==== EXERCISE INPUTS

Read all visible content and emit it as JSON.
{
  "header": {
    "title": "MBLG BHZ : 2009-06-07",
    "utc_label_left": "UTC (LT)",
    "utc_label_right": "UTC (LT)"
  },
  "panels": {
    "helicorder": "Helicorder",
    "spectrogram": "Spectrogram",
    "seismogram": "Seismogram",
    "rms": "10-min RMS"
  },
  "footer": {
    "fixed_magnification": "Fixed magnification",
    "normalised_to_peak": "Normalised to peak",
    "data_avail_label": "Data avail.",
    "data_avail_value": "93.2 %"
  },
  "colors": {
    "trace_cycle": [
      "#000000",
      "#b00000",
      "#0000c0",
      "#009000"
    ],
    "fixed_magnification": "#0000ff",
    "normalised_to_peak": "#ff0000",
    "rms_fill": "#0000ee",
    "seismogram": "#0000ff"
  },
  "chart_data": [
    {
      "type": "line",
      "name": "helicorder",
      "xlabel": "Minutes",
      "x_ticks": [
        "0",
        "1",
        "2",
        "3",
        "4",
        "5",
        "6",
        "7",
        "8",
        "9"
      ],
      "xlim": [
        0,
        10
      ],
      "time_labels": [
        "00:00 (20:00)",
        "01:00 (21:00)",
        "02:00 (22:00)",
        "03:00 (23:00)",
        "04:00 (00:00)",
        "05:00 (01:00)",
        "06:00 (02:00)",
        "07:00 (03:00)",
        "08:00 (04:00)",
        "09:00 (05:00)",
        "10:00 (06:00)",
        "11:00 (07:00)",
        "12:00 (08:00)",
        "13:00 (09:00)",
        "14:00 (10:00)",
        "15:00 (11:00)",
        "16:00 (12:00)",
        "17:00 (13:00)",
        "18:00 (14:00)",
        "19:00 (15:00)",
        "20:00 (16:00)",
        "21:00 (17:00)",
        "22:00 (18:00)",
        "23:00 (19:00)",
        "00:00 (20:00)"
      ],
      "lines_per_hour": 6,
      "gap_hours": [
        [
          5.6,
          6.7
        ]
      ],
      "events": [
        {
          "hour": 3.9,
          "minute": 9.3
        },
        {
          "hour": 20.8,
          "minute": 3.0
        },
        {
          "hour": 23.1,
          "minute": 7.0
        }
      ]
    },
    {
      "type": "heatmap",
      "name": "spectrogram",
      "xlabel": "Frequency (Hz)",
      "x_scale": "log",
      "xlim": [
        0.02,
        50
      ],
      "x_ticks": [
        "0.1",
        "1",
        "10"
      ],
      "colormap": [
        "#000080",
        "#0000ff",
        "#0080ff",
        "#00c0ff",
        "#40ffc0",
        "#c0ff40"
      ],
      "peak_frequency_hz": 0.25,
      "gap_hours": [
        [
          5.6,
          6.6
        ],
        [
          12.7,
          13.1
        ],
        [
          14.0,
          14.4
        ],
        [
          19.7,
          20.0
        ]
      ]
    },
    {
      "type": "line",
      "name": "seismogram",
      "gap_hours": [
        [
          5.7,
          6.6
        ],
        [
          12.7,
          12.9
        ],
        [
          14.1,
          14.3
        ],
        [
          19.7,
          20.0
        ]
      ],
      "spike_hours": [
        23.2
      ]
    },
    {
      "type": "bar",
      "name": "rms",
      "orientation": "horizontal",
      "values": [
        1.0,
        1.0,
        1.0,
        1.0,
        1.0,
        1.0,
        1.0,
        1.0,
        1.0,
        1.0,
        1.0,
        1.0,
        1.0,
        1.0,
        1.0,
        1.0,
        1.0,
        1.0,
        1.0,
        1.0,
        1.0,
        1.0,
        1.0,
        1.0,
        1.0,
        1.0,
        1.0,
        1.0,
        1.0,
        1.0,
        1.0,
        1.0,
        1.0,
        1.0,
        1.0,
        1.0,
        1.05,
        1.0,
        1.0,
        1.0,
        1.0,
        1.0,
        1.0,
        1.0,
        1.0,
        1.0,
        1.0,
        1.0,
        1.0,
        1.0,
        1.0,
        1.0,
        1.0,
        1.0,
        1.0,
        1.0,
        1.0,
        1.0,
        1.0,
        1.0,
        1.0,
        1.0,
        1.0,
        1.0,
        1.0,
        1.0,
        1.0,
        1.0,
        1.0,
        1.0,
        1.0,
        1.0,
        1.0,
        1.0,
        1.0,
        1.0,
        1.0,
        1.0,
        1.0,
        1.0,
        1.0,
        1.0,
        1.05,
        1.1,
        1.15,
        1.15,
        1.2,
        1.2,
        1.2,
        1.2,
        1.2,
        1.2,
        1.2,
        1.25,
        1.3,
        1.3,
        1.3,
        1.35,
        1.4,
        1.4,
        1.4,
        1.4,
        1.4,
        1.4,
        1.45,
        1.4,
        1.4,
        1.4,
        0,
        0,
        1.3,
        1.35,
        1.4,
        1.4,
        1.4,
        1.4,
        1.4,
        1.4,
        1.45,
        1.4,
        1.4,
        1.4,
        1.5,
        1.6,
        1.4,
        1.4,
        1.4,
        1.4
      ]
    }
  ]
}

========

#### GIVEN REQUEST
Copy every record exactly, with nothing added or dropped.

#### OUTPUT BELOW
Read all visible content and emit it as JSON.
{
  "header": {
    "title": "MBLG BHZ : 2009-06-07",
    "utc_label_left": "UTC (LT)",
    "utc_label_right": "UTC (LT)"
  },
  "panels": {
    "helicorder": "Helicorder",
    "spectrogram": "Spectrogram",
    "seismogram": "Seismogram",
    "rms": "10-min RMS"
  },
  "footer": {
    "fixed_magnification": "Fixed magnification",
    "normalised_to_peak": "Normalised to peak",
    "data_avail_label": "Data avail.",
    "data_avail_value": "93.2 %"
  },
  "colors": {
    "trace_cycle": [
      "#000000",
      "#b00000",
      "#0000c0",
      "#009000"
    ],
    "fixed_magnification": "#0000ff",
    "normalised_to_peak": "#ff0000",
    "rms_fill": "#0000ee",
    "seismogram": "#0000ff"
  },
  "chart_data": [
    {
      "type": "line",
      "name": "helicorder",
      "xlabel": "Minutes",
      "x_ticks": [
        "0",
        "1",
        "2",
        "3",
        "4",
        "5",
        "6",
        "7",
        "8",
        "9"
      ],
      "xlim": [
        0,
        10
      ],
      "time_labels": [
        "00:00 (20:00)",
        "01:00 (21:00)",
        "02:00 (22:00)",
        "03:00 (23:00)",
        "04:00 (00:00)",
        "05:00 (01:00)",
        "06:00 (02:00)",
        "07:00 (03:00)",
        "08:00 (04:00)",
        "09:00 (05:00)",
        "10:00 (06:00)",
        "11:00 (07:00)",
        "12:00 (08:00)",
        "13:00 (09:00)",
        "14:00 (10:00)",
        "15:00 (11:00)",
        "16:00 (12:00)",
        "17:00 (13:00)",
        "18:00 (14:00)",
        "19:00 (15:00)",
        "20:00 (16:00)",
        "21:00 (17:00)",
        "22:00 (18:00)",
        "23:00 (19:00)",
        "00:00 (20:00)"
      ],
      "lines_per_hour": 6,
      "gap_hours": [
        [
          5.6,
          6.7
        ]
      ],
      "events": [
        {
          "hour": 3.9,
          "minute": 9.3
        },
        {
          "hour": 20.8,
          "minute": 3.0
        },
        {
          "hour": 23.1,
          "minute": 7.0
        }
      ]
    },
    {
      "type": "heatmap",
      "name": "spectrogram",
      "xlabel": "Frequency (Hz)",
      "x_scale": "log",
      "xlim": [
        0.02,
        50
      ],
      "x_ticks": [
        "0.1",
        "1",
        "10"
      ],
      "colormap": [
        "#000080",
        "#0000ff",
        "#0080ff",
        "#00c0ff",
        "#40ffc0",
        "#c0ff40"
      ],
      "peak_frequency_hz": 0.25,
      "gap_hours": [
        [
          5.6,
          6.6
        ],
        [
          12.7,
          13.1
        ],
        [
          14.0,
          14.4
        ],
        [
          19.7,
          20.0
        ]
      ]
    },
    {
      "type": "line",
      "name": "seismogram",
      "gap_hours": [
        [
          5.7,
          6.6
        ],
        [
          12.7,
          12.9
        ],
        [
          14.1,
          14.3
        ],
        [
          19.7,
          20.0
        ]
      ],
      "spike_hours": [
        23.2
      ]
    },
    {
      "type": "bar",
      "name": "rms",
      "orientation": "horizontal",
      "values": [
        1.0,
        1.0,
        1.0,
        1.0,
        1.0,
        1.0,
        1.0,
        1.0,
        1.0,
        1.0,
        1.0,
        1.0,
        1.0,
        1.0,
        1.0,
        1.0,
        1.0,
        1.0,
        1.0,
        1.0,
        1.0,
        1.0,
        1.0,
        1.0,
        1.0,
        1.0,
        1.0,
        1.0,
        1.0,
        1.0,
        1.0,
        1.0,
        1.0,
        1.0,
        1.0,
        1.0,
        1.05,
        1.0,
        1.0,
        1.0,
        1.0,
        1.0,
        1.0,
        1.0,
        1.0,
        1.0,
        1.0,
        1.0,
        1.0,
        1.0,
        1.0,
        1.0,
        1.0,
        1.0,
        1.0,
        1.0,
        1.0,
        1.0,
        1.0,
        1.0,
        1.0,
        1.0,
        1.0,
        1.0,
        1.0,
        1.0,
        1.0,
        1.0,
        1.0,
        1.0,
        1.0,
        1.0,
        1.0,
        1.0,
        1.0,
        1.0,
        1.0,
        1.0,
        1.0,
        1.0,
        1.0,
        1.0,
        1.05,
        1.1,
        1.15,
        1.15,
        1.2,
        1.2,
        1.2,
        1.2,
        1.2,
        1.2,
        1.2,
        1.25,
        1.3,
        1.3,
        1.3,
        1.35,
        1.4,
        1.4,
        1.4,
        1.4,
        1.4,
        1.4,
        1.45,
        1.4,
        1.4,
        1.4,
        0,
        0,
        1.3,
        1.35,
        1.4,
        1.4,
        1.4,
        1.4,
        1.4,
        1.4,
        1.45,
        1.4,
        1.4,
        1.4,
        1.5,
        1.6,
        1.4,
        1.4,
        1.4,
        1.4
      ]
    }
  ]
}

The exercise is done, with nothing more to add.